- Set task -
Determine how many lines include the word "name", then give that number and nothing more.

** start Exercise material **

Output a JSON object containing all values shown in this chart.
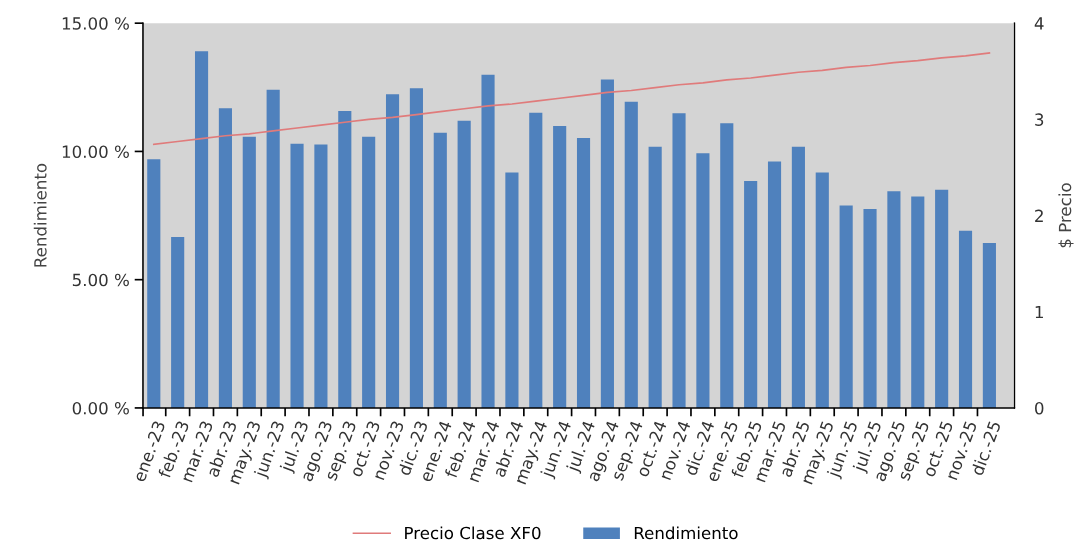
{
  "chart_data": {
    "type": "bar",
    "ylabel": "Rendimiento",
    "y2label": "$ Precio",
    "categories": [
      "ene.-23",
      "feb.-23",
      "mar.-23",
      "abr.-23",
      "may.-23",
      "jun.-23",
      "jul.-23",
      "ago.-23",
      "sep.-23",
      "oct.-23",
      "nov.-23",
      "dic.-23",
      "ene.-24",
      "feb.-24",
      "mar.-24",
      "abr.-24",
      "may.-24",
      "jun.-24",
      "jul.-24",
      "ago.-24",
      "sep.-24",
      "oct.-24",
      "nov.-24",
      "dic.-24",
      "ene.-25",
      "feb.-25",
      "mar.-25",
      "abr.-25",
      "may.-25",
      "jun.-25",
      "jul.-25",
      "ago.-25",
      "sep.-25",
      "oct.-25",
      "nov.-25",
      "dic.-25"
    ],
    "series": [
      {
        "name": "Precio Clase XF0",
        "type": "line",
        "axis": "y2",
        "color": "#e07b7b",
        "values": [
          2.74,
          2.77,
          2.8,
          2.83,
          2.85,
          2.88,
          2.91,
          2.94,
          2.97,
          3.0,
          3.02,
          3.05,
          3.08,
          3.11,
          3.14,
          3.16,
          3.19,
          3.22,
          3.25,
          3.28,
          3.3,
          3.33,
          3.36,
          3.38,
          3.41,
          3.43,
          3.46,
          3.49,
          3.51,
          3.54,
          3.56,
          3.59,
          3.61,
          3.64,
          3.66,
          3.69
        ]
      },
      {
        "name": "Rendimiento",
        "color": "#4f81bd",
        "values": [
          9.7,
          6.66,
          13.91,
          11.68,
          10.57,
          12.4,
          10.3,
          10.27,
          11.58,
          10.57,
          12.23,
          12.46,
          10.73,
          11.2,
          12.99,
          9.18,
          11.51,
          10.99,
          10.52,
          12.8,
          11.94,
          10.18,
          11.49,
          9.93,
          11.1,
          8.85,
          9.61,
          10.18,
          9.18,
          7.89,
          7.76,
          8.45,
          8.24,
          8.51,
          6.91,
          6.43
        ]
      }
    ],
    "ylim": [
      0,
      15
    ],
    "yticks": [
      {
        "value": 0,
        "label": "0.00 %"
      },
      {
        "value": 5,
        "label": "5.00 %"
      },
      {
        "value": 10,
        "label": "10.00 %"
      },
      {
        "value": 15,
        "label": "15.00 %"
      }
    ],
    "y2lim": [
      0,
      4
    ],
    "y2ticks": [
      0,
      1,
      2,
      3,
      4
    ],
    "legend": "bottom",
    "grid": false
  }
}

** end Exercise material **

- Output -
2